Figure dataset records
>> begin
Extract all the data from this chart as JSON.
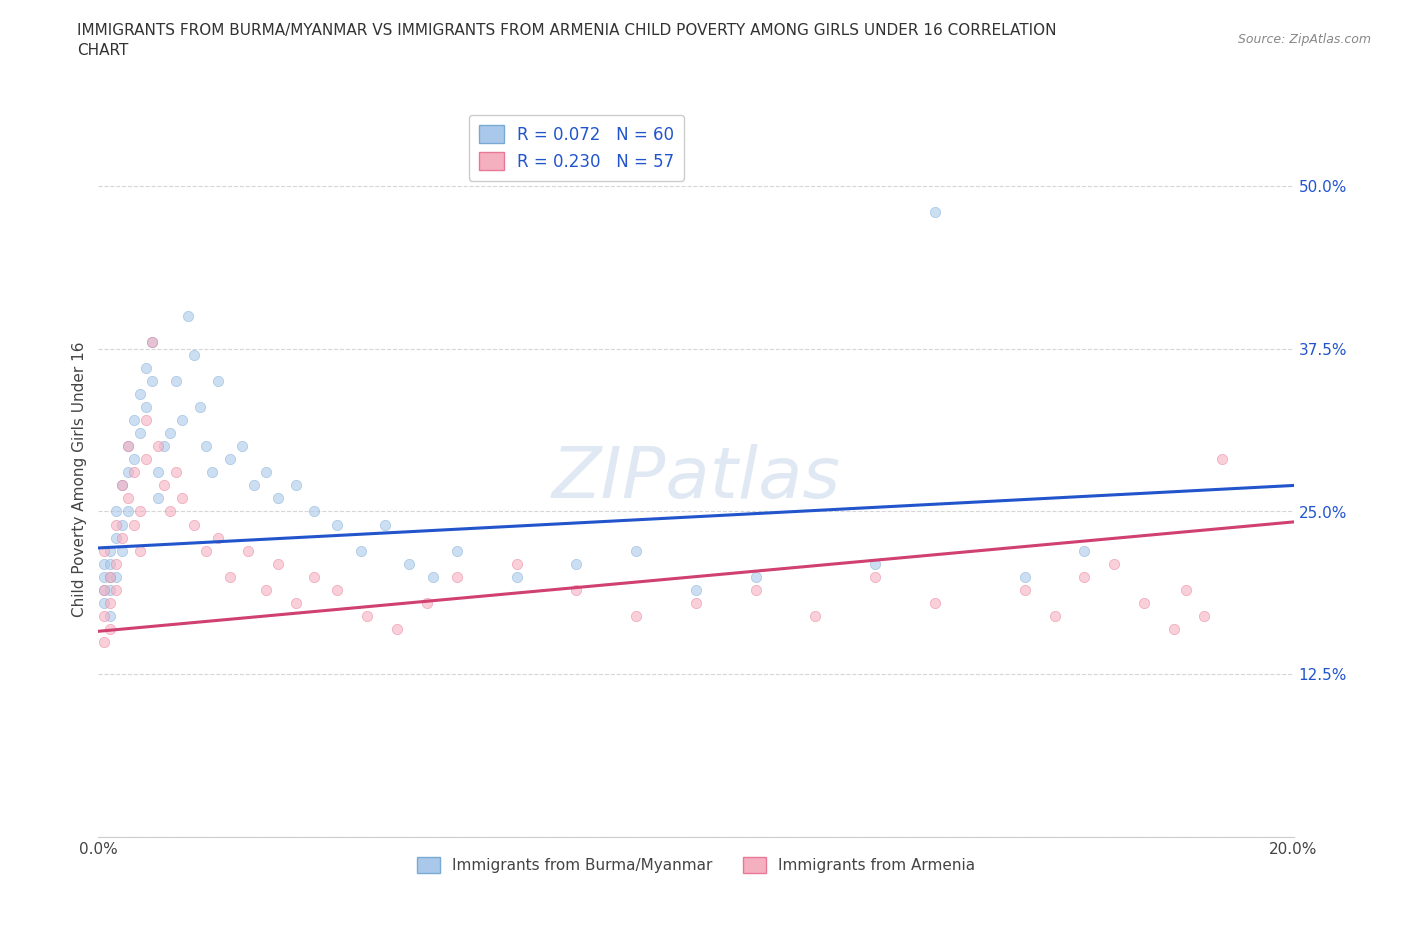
{
  "title": "IMMIGRANTS FROM BURMA/MYANMAR VS IMMIGRANTS FROM ARMENIA CHILD POVERTY AMONG GIRLS UNDER 16 CORRELATION\nCHART",
  "source_text": "Source: ZipAtlas.com",
  "ylabel": "Child Poverty Among Girls Under 16",
  "xlim": [
    0.0,
    0.2
  ],
  "ylim": [
    0.0,
    0.55
  ],
  "series1_label": "Immigrants from Burma/Myanmar",
  "series2_label": "Immigrants from Armenia",
  "series1_color": "#aac8ea",
  "series2_color": "#f5b0c0",
  "series1_edge": "#7aaad4",
  "series2_edge": "#e87898",
  "line1_color": "#2255cc",
  "line2_color": "#d04070",
  "R1": 0.072,
  "N1": 60,
  "R2": 0.23,
  "N2": 57,
  "legend_R_color": "#2255cc",
  "watermark": "ZIPatlas",
  "grid_color": "#cccccc",
  "background_color": "#ffffff",
  "scatter_size": 55,
  "scatter_alpha": 0.6,
  "line1_x0": 0.0,
  "line1_y0": 0.222,
  "line1_x1": 0.2,
  "line1_y1": 0.27,
  "line2_x0": 0.0,
  "line2_y0": 0.158,
  "line2_x1": 0.2,
  "line2_y1": 0.242,
  "s1_x": [
    0.001,
    0.001,
    0.001,
    0.001,
    0.002,
    0.002,
    0.002,
    0.002,
    0.002,
    0.003,
    0.003,
    0.003,
    0.004,
    0.004,
    0.004,
    0.005,
    0.005,
    0.005,
    0.006,
    0.006,
    0.007,
    0.007,
    0.008,
    0.008,
    0.009,
    0.009,
    0.01,
    0.01,
    0.011,
    0.012,
    0.013,
    0.014,
    0.015,
    0.016,
    0.017,
    0.018,
    0.019,
    0.02,
    0.022,
    0.024,
    0.026,
    0.028,
    0.03,
    0.033,
    0.036,
    0.04,
    0.044,
    0.048,
    0.052,
    0.056,
    0.06,
    0.07,
    0.08,
    0.09,
    0.1,
    0.11,
    0.13,
    0.14,
    0.155,
    0.165
  ],
  "s1_y": [
    0.21,
    0.2,
    0.19,
    0.18,
    0.22,
    0.21,
    0.2,
    0.19,
    0.17,
    0.23,
    0.25,
    0.2,
    0.27,
    0.24,
    0.22,
    0.3,
    0.28,
    0.25,
    0.32,
    0.29,
    0.34,
    0.31,
    0.36,
    0.33,
    0.38,
    0.35,
    0.28,
    0.26,
    0.3,
    0.31,
    0.35,
    0.32,
    0.4,
    0.37,
    0.33,
    0.3,
    0.28,
    0.35,
    0.29,
    0.3,
    0.27,
    0.28,
    0.26,
    0.27,
    0.25,
    0.24,
    0.22,
    0.24,
    0.21,
    0.2,
    0.22,
    0.2,
    0.21,
    0.22,
    0.19,
    0.2,
    0.21,
    0.48,
    0.2,
    0.22
  ],
  "s2_x": [
    0.001,
    0.001,
    0.001,
    0.001,
    0.002,
    0.002,
    0.002,
    0.003,
    0.003,
    0.003,
    0.004,
    0.004,
    0.005,
    0.005,
    0.006,
    0.006,
    0.007,
    0.007,
    0.008,
    0.008,
    0.009,
    0.01,
    0.011,
    0.012,
    0.013,
    0.014,
    0.016,
    0.018,
    0.02,
    0.022,
    0.025,
    0.028,
    0.03,
    0.033,
    0.036,
    0.04,
    0.045,
    0.05,
    0.055,
    0.06,
    0.07,
    0.08,
    0.09,
    0.1,
    0.11,
    0.12,
    0.13,
    0.14,
    0.155,
    0.16,
    0.165,
    0.17,
    0.175,
    0.18,
    0.182,
    0.185,
    0.188
  ],
  "s2_y": [
    0.22,
    0.19,
    0.17,
    0.15,
    0.2,
    0.18,
    0.16,
    0.24,
    0.21,
    0.19,
    0.27,
    0.23,
    0.3,
    0.26,
    0.28,
    0.24,
    0.25,
    0.22,
    0.32,
    0.29,
    0.38,
    0.3,
    0.27,
    0.25,
    0.28,
    0.26,
    0.24,
    0.22,
    0.23,
    0.2,
    0.22,
    0.19,
    0.21,
    0.18,
    0.2,
    0.19,
    0.17,
    0.16,
    0.18,
    0.2,
    0.21,
    0.19,
    0.17,
    0.18,
    0.19,
    0.17,
    0.2,
    0.18,
    0.19,
    0.17,
    0.2,
    0.21,
    0.18,
    0.16,
    0.19,
    0.17,
    0.29
  ]
}
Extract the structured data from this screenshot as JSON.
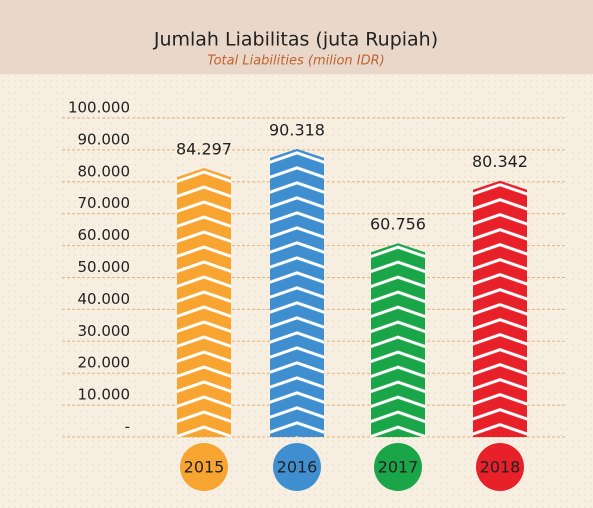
{
  "chart_data": {
    "type": "bar",
    "title": "Jumlah Liabilitas (juta Rupiah)",
    "subtitle": "Total Liabilities (milion IDR)",
    "categories": [
      "2015",
      "2016",
      "2017",
      "2018"
    ],
    "values": [
      84297,
      90318,
      60756,
      80342
    ],
    "value_labels": [
      "84.297",
      "90.318",
      "60.756",
      "80.342"
    ],
    "colors": [
      "#f7a530",
      "#3f8fd0",
      "#1aa548",
      "#e8202a"
    ],
    "ylim": [
      0,
      100000
    ],
    "yticks": [
      {
        "value": 0,
        "label": "-"
      },
      {
        "value": 10000,
        "label": "10.000"
      },
      {
        "value": 20000,
        "label": "20.000"
      },
      {
        "value": 30000,
        "label": "30.000"
      },
      {
        "value": 40000,
        "label": "40.000"
      },
      {
        "value": 50000,
        "label": "50.000"
      },
      {
        "value": 60000,
        "label": "60.000"
      },
      {
        "value": 70000,
        "label": "70.000"
      },
      {
        "value": 80000,
        "label": "80.000"
      },
      {
        "value": 90000,
        "label": "90.000"
      },
      {
        "value": 100000,
        "label": "100.000"
      }
    ],
    "grid": true
  }
}
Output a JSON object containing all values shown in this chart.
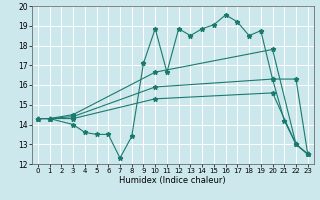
{
  "xlabel": "Humidex (Indice chaleur)",
  "bg_color": "#cce8ec",
  "grid_color": "#ffffff",
  "line_color": "#1a7a6e",
  "xlim": [
    -0.5,
    23.5
  ],
  "ylim": [
    12,
    20
  ],
  "xticks": [
    0,
    1,
    2,
    3,
    4,
    5,
    6,
    7,
    8,
    9,
    10,
    11,
    12,
    13,
    14,
    15,
    16,
    17,
    18,
    19,
    20,
    21,
    22,
    23
  ],
  "yticks": [
    12,
    13,
    14,
    15,
    16,
    17,
    18,
    19,
    20
  ],
  "series1_x": [
    0,
    1,
    3,
    4,
    5,
    6,
    7,
    8,
    9,
    10,
    11,
    12,
    13,
    14,
    15,
    16,
    17,
    18,
    19,
    20,
    21,
    22,
    23
  ],
  "series1_y": [
    14.3,
    14.3,
    14.0,
    13.6,
    13.5,
    13.5,
    12.3,
    13.4,
    17.1,
    18.85,
    16.65,
    18.85,
    18.5,
    18.85,
    19.05,
    19.55,
    19.2,
    18.5,
    18.75,
    16.3,
    14.2,
    13.0,
    12.5
  ],
  "series2_x": [
    0,
    1,
    3,
    10,
    20,
    22,
    23
  ],
  "series2_y": [
    14.3,
    14.3,
    14.5,
    16.65,
    17.8,
    13.0,
    12.5
  ],
  "series3_x": [
    0,
    1,
    3,
    10,
    20,
    22,
    23
  ],
  "series3_y": [
    14.3,
    14.3,
    14.4,
    15.9,
    16.3,
    16.3,
    12.5
  ],
  "series4_x": [
    0,
    1,
    3,
    10,
    20,
    22,
    23
  ],
  "series4_y": [
    14.3,
    14.3,
    14.3,
    15.3,
    15.6,
    13.0,
    12.5
  ]
}
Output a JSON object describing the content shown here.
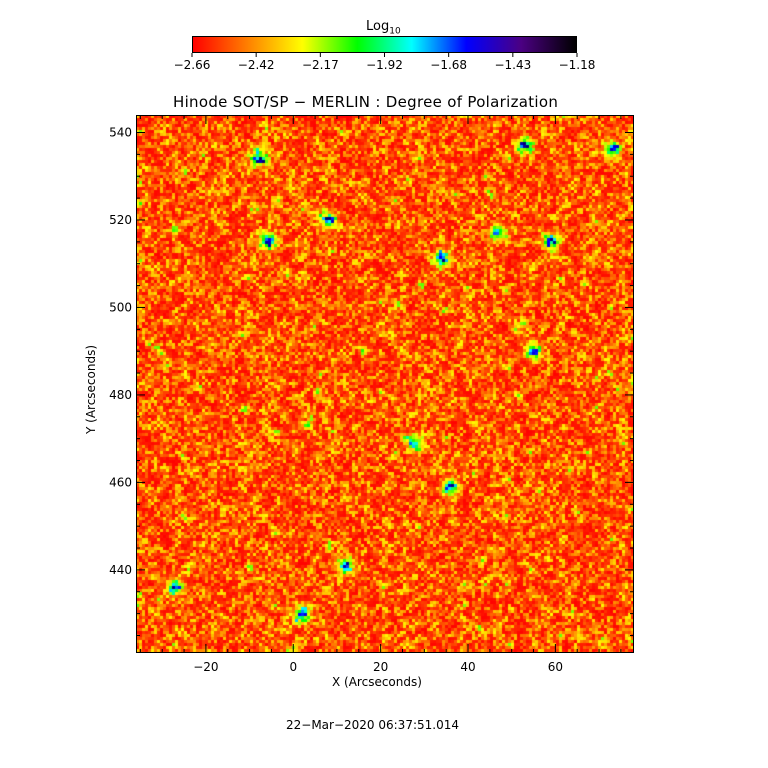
{
  "colorbar": {
    "label_main": "Log",
    "label_sub": "10",
    "tick_labels": [
      "−2.66",
      "−2.42",
      "−2.17",
      "−1.92",
      "−1.68",
      "−1.43",
      "−1.18"
    ],
    "range": [
      -2.66,
      -1.18
    ],
    "colors": [
      "#ff0000",
      "#ff8000",
      "#ffff00",
      "#00ff00",
      "#00ffff",
      "#0000ff",
      "#4b0082",
      "#000000"
    ]
  },
  "chart_data": {
    "type": "heatmap",
    "title": "Hinode SOT/SP − MERLIN : Degree of Polarization",
    "xlabel": "X (Arcseconds)",
    "ylabel": "Y (Arcseconds)",
    "xlim": [
      -36,
      78
    ],
    "ylim": [
      421,
      544
    ],
    "x_ticks": [
      -20,
      0,
      20,
      40,
      60
    ],
    "y_ticks": [
      440,
      460,
      480,
      500,
      520,
      540
    ],
    "x_tick_labels": [
      "−20",
      "0",
      "20",
      "40",
      "60"
    ],
    "y_tick_labels": [
      "440",
      "460",
      "480",
      "500",
      "520",
      "540"
    ],
    "value_range": [
      -2.66,
      -1.18
    ],
    "high_polarization_patches": [
      {
        "x": 36,
        "y": 459
      },
      {
        "x": 59,
        "y": 515
      },
      {
        "x": -8,
        "y": 534
      },
      {
        "x": 53,
        "y": 537
      },
      {
        "x": 73,
        "y": 536
      },
      {
        "x": 34,
        "y": 511
      },
      {
        "x": 8,
        "y": 520
      },
      {
        "x": -6,
        "y": 515
      },
      {
        "x": 28,
        "y": 469
      },
      {
        "x": 55,
        "y": 490
      },
      {
        "x": 12,
        "y": 441
      },
      {
        "x": -27,
        "y": 436
      },
      {
        "x": 2,
        "y": 430
      },
      {
        "x": 47,
        "y": 517
      }
    ]
  },
  "footer": {
    "timestamp": "22−Mar−2020 06:37:51.014"
  }
}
>> end
Go through the preceding material and copy each line that has the word "ylabel".

_EXERCISE OUTPUT_
  "ylabel": "Child Poverty Among Girls Under 16",
    "ylabel": "Y (Arcseconds)",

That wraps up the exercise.